* start *
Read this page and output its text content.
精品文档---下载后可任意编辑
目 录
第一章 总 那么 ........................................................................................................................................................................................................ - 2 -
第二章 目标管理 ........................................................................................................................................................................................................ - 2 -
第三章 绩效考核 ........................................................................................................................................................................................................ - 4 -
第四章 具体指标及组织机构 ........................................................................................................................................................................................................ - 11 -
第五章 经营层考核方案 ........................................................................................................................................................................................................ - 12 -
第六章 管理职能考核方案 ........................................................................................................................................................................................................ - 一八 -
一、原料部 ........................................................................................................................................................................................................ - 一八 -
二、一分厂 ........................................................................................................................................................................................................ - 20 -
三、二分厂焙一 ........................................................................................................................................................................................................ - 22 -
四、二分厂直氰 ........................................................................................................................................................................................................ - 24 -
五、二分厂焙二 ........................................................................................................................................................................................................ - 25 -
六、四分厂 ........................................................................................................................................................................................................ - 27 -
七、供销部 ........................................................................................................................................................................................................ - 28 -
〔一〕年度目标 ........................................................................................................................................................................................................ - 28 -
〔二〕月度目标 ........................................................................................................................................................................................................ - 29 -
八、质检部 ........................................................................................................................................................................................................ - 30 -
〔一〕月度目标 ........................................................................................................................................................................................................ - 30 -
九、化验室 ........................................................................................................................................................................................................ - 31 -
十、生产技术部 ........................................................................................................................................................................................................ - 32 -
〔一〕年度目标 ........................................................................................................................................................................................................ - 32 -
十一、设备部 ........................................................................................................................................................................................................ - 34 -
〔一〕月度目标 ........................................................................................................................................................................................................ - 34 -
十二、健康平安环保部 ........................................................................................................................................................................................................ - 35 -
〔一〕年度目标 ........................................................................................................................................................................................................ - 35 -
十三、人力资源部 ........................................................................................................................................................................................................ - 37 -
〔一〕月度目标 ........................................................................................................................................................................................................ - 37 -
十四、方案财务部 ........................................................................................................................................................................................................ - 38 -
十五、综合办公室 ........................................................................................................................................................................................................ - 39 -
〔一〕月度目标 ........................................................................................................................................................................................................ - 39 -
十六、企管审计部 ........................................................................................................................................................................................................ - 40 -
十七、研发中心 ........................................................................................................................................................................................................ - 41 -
* end *
[Instructions to follow] Every entry above should be retyped exactly as shown.

[Expected answer]
Read this page and output its text content.
精品文档---下载后可任意编辑
目 录
第一章 总 那么 ........................................................................................................................................................................................................ - 2 -
第二章 目标管理 ........................................................................................................................................................................................................ - 2 -
第三章 绩效考核 ........................................................................................................................................................................................................ - 4 -
第四章 具体指标及组织机构 ........................................................................................................................................................................................................ - 11 -
第五章 经营层考核方案 ........................................................................................................................................................................................................ - 12 -
第六章 管理职能考核方案 ........................................................................................................................................................................................................ - 一八 -
一、原料部 ........................................................................................................................................................................................................ - 一八 -
二、一分厂 ........................................................................................................................................................................................................ - 20 -
三、二分厂焙一 ........................................................................................................................................................................................................ - 22 -
四、二分厂直氰 ........................................................................................................................................................................................................ - 24 -
五、二分厂焙二 ........................................................................................................................................................................................................ - 25 -
六、四分厂 ........................................................................................................................................................................................................ - 27 -
七、供销部 ........................................................................................................................................................................................................ - 28 -
〔一〕年度目标 ........................................................................................................................................................................................................ - 28 -
〔二〕月度目标 ........................................................................................................................................................................................................ - 29 -
八、质检部 ........................................................................................................................................................................................................ - 30 -
〔一〕月度目标 ........................................................................................................................................................................................................ - 30 -
九、化验室 ........................................................................................................................................................................................................ - 31 -
十、生产技术部 ........................................................................................................................................................................................................ - 32 -
〔一〕年度目标 ........................................................................................................................................................................................................ - 32 -
十一、设备部 ........................................................................................................................................................................................................ - 34 -
〔一〕月度目标 ........................................................................................................................................................................................................ - 34 -
十二、健康平安环保部 ........................................................................................................................................................................................................ - 35 -
〔一〕年度目标 ........................................................................................................................................................................................................ - 35 -
十三、人力资源部 ........................................................................................................................................................................................................ - 37 -
〔一〕月度目标 ........................................................................................................................................................................................................ - 37 -
十四、方案财务部 ........................................................................................................................................................................................................ - 38 -
十五、综合办公室 ........................................................................................................................................................................................................ - 39 -
〔一〕月度目标 ........................................................................................................................................................................................................ - 39 -
十六、企管审计部 ........................................................................................................................................................................................................ - 40 -
十七、研发中心 ........................................................................................................................................................................................................ - 41 -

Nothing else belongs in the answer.